Rewrite the data below, renaming every "bull-candle" to "bullish-candle" and leaving everything else unchanged.
>>>>
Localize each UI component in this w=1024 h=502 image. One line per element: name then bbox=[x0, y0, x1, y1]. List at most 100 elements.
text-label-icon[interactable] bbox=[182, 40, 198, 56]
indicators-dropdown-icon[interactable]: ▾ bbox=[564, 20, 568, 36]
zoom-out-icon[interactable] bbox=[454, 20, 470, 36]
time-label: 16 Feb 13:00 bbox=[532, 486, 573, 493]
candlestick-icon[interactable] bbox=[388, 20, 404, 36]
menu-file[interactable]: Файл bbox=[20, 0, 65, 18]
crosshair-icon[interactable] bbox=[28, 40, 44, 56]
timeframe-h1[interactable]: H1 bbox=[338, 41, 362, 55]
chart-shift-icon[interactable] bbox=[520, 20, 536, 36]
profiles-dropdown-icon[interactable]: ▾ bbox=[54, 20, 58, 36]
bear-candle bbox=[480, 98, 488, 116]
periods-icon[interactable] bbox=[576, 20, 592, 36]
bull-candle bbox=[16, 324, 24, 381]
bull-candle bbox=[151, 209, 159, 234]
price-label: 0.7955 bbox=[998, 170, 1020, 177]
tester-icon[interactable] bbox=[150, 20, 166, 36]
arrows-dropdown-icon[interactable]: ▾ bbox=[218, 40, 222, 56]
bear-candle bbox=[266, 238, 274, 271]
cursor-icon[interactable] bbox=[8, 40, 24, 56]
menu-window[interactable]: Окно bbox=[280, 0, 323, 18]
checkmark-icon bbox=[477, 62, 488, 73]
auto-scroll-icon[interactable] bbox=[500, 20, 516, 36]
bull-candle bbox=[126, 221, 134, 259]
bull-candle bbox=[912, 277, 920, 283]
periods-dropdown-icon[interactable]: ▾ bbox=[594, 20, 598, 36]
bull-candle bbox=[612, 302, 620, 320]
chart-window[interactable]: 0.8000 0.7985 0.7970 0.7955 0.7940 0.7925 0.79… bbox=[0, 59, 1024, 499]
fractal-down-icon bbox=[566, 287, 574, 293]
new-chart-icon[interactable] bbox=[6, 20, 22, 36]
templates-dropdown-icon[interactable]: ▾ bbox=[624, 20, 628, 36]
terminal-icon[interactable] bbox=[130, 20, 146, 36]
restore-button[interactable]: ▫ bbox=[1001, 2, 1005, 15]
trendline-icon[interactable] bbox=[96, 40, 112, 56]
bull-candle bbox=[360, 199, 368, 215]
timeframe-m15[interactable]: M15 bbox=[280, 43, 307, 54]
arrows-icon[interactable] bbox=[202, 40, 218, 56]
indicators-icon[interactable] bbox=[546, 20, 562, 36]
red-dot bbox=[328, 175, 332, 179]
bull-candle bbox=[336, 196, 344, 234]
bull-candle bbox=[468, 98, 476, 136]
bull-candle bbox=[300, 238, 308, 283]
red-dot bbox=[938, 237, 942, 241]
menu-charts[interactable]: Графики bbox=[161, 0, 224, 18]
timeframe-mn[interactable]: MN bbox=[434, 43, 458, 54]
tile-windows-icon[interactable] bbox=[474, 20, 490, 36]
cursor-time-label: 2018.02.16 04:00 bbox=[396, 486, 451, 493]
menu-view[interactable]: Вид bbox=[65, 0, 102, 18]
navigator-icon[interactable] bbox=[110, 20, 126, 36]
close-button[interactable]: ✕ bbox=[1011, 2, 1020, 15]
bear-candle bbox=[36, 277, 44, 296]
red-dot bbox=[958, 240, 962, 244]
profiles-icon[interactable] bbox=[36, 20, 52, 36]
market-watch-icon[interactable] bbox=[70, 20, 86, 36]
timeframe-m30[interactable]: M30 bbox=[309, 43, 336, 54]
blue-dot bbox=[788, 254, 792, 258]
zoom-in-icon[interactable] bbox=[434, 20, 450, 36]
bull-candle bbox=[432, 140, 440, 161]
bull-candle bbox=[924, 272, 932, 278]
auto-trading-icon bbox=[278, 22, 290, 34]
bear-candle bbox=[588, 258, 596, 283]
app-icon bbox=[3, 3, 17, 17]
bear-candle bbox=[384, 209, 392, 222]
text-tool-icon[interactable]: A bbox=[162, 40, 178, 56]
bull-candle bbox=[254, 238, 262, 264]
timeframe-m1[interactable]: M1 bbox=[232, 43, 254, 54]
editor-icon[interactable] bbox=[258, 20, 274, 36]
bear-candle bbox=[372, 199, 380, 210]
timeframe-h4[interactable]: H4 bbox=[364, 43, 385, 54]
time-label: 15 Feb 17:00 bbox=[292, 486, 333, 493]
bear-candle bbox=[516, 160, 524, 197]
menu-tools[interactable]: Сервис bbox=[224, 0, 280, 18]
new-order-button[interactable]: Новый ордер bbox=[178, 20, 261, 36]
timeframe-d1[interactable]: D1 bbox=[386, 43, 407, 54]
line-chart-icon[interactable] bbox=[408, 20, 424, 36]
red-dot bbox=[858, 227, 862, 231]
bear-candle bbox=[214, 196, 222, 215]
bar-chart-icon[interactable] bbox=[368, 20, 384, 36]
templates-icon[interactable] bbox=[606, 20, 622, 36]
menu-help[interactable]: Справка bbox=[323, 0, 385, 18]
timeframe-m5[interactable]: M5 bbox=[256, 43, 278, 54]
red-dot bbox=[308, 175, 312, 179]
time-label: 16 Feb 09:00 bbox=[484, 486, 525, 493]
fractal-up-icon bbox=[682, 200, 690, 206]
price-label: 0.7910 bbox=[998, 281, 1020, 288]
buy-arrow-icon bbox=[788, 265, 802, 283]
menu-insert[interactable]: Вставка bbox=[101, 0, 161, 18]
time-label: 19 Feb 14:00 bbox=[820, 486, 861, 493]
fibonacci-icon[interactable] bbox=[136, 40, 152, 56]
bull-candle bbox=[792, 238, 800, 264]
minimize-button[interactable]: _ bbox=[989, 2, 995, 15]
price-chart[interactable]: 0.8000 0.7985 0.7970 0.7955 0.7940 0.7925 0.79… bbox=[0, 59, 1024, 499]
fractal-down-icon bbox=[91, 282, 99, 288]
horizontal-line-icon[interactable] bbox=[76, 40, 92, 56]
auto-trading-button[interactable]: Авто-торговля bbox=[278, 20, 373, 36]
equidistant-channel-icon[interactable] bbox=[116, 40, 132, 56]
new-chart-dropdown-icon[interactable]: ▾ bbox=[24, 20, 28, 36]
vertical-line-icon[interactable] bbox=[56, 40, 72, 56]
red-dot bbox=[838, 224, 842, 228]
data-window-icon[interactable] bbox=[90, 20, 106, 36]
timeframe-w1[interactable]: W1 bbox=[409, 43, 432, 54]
<<<<
## Answer to the exercise
Localize each UI component in this w=1024 h=502 image. One line per element: name then bbox=[x0, y0, x1, y1]. List at most 100 elements.
text-label-icon[interactable] bbox=[182, 40, 198, 56]
indicators-dropdown-icon[interactable]: ▾ bbox=[564, 20, 568, 36]
zoom-out-icon[interactable] bbox=[454, 20, 470, 36]
time-label: 16 Feb 13:00 bbox=[532, 486, 573, 493]
candlestick-icon[interactable] bbox=[388, 20, 404, 36]
menu-file[interactable]: Файл bbox=[20, 0, 65, 18]
crosshair-icon[interactable] bbox=[28, 40, 44, 56]
timeframe-h1[interactable]: H1 bbox=[338, 41, 362, 55]
chart-shift-icon[interactable] bbox=[520, 20, 536, 36]
profiles-dropdown-icon[interactable]: ▾ bbox=[54, 20, 58, 36]
bear-candle bbox=[480, 98, 488, 116]
periods-icon[interactable] bbox=[576, 20, 592, 36]
bullish-candle bbox=[16, 324, 24, 381]
bullish-candle bbox=[151, 209, 159, 234]
price-label: 0.7955 bbox=[998, 170, 1020, 177]
tester-icon[interactable] bbox=[150, 20, 166, 36]
arrows-dropdown-icon[interactable]: ▾ bbox=[218, 40, 222, 56]
bear-candle bbox=[266, 238, 274, 271]
cursor-icon[interactable] bbox=[8, 40, 24, 56]
menu-window[interactable]: Окно bbox=[280, 0, 323, 18]
checkmark-icon bbox=[477, 62, 488, 73]
auto-scroll-icon[interactable] bbox=[500, 20, 516, 36]
bullish-candle bbox=[126, 221, 134, 259]
bullish-candle bbox=[912, 277, 920, 283]
periods-dropdown-icon[interactable]: ▾ bbox=[594, 20, 598, 36]
bullish-candle bbox=[612, 302, 620, 320]
chart-window[interactable]: 0.8000 0.7985 0.7970 0.7955 0.7940 0.7925 0.79… bbox=[0, 59, 1024, 499]
fractal-down-icon bbox=[566, 287, 574, 293]
new-chart-icon[interactable] bbox=[6, 20, 22, 36]
templates-dropdown-icon[interactable]: ▾ bbox=[624, 20, 628, 36]
terminal-icon[interactable] bbox=[130, 20, 146, 36]
restore-button[interactable]: ▫ bbox=[1001, 2, 1005, 15]
trendline-icon[interactable] bbox=[96, 40, 112, 56]
bullish-candle bbox=[360, 199, 368, 215]
timeframe-m15[interactable]: M15 bbox=[280, 43, 307, 54]
arrows-icon[interactable] bbox=[202, 40, 218, 56]
indicators-icon[interactable] bbox=[546, 20, 562, 36]
red-dot bbox=[328, 175, 332, 179]
bullish-candle bbox=[336, 196, 344, 234]
bullish-candle bbox=[468, 98, 476, 136]
bullish-candle bbox=[300, 238, 308, 283]
red-dot bbox=[938, 237, 942, 241]
menu-charts[interactable]: Графики bbox=[161, 0, 224, 18]
timeframe-mn[interactable]: MN bbox=[434, 43, 458, 54]
tile-windows-icon[interactable] bbox=[474, 20, 490, 36]
cursor-time-label: 2018.02.16 04:00 bbox=[396, 486, 451, 493]
menu-view[interactable]: Вид bbox=[65, 0, 102, 18]
navigator-icon[interactable] bbox=[110, 20, 126, 36]
close-button[interactable]: ✕ bbox=[1011, 2, 1020, 15]
bear-candle bbox=[36, 277, 44, 296]
red-dot bbox=[958, 240, 962, 244]
profiles-icon[interactable] bbox=[36, 20, 52, 36]
market-watch-icon[interactable] bbox=[70, 20, 86, 36]
timeframe-m30[interactable]: M30 bbox=[309, 43, 336, 54]
blue-dot bbox=[788, 254, 792, 258]
zoom-in-icon[interactable] bbox=[434, 20, 450, 36]
bullish-candle bbox=[432, 140, 440, 161]
bullish-candle bbox=[924, 272, 932, 278]
auto-trading-icon bbox=[278, 22, 290, 34]
bear-candle bbox=[588, 258, 596, 283]
app-icon bbox=[3, 3, 17, 17]
bear-candle bbox=[384, 209, 392, 222]
text-tool-icon[interactable]: A bbox=[162, 40, 178, 56]
bullish-candle bbox=[254, 238, 262, 264]
timeframe-m1[interactable]: M1 bbox=[232, 43, 254, 54]
editor-icon[interactable] bbox=[258, 20, 274, 36]
bear-candle bbox=[372, 199, 380, 210]
timeframe-h4[interactable]: H4 bbox=[364, 43, 385, 54]
time-label: 15 Feb 17:00 bbox=[292, 486, 333, 493]
bear-candle bbox=[516, 160, 524, 197]
menu-tools[interactable]: Сервис bbox=[224, 0, 280, 18]
new-order-button[interactable]: Новый ордер bbox=[178, 20, 261, 36]
timeframe-d1[interactable]: D1 bbox=[386, 43, 407, 54]
line-chart-icon[interactable] bbox=[408, 20, 424, 36]
red-dot bbox=[858, 227, 862, 231]
bear-candle bbox=[214, 196, 222, 215]
bar-chart-icon[interactable] bbox=[368, 20, 384, 36]
templates-icon[interactable] bbox=[606, 20, 622, 36]
menu-help[interactable]: Справка bbox=[323, 0, 385, 18]
timeframe-m5[interactable]: M5 bbox=[256, 43, 278, 54]
red-dot bbox=[308, 175, 312, 179]
time-label: 16 Feb 09:00 bbox=[484, 486, 525, 493]
fractal-up-icon bbox=[682, 200, 690, 206]
price-label: 0.7910 bbox=[998, 281, 1020, 288]
buy-arrow-icon bbox=[788, 265, 802, 283]
menu-insert[interactable]: Вставка bbox=[101, 0, 161, 18]
time-label: 19 Feb 14:00 bbox=[820, 486, 861, 493]
fibonacci-icon[interactable] bbox=[136, 40, 152, 56]
bullish-candle bbox=[792, 238, 800, 264]
minimize-button[interactable]: _ bbox=[989, 2, 995, 15]
price-chart[interactable]: 0.8000 0.7985 0.7970 0.7955 0.7940 0.7925 0.79… bbox=[0, 59, 1024, 499]
fractal-down-icon bbox=[91, 282, 99, 288]
horizontal-line-icon[interactable] bbox=[76, 40, 92, 56]
auto-trading-button[interactable]: Авто-торговля bbox=[278, 20, 373, 36]
equidistant-channel-icon[interactable] bbox=[116, 40, 132, 56]
new-chart-dropdown-icon[interactable]: ▾ bbox=[24, 20, 28, 36]
vertical-line-icon[interactable] bbox=[56, 40, 72, 56]
red-dot bbox=[838, 224, 842, 228]
data-window-icon[interactable] bbox=[90, 20, 106, 36]
timeframe-w1[interactable]: W1 bbox=[409, 43, 432, 54]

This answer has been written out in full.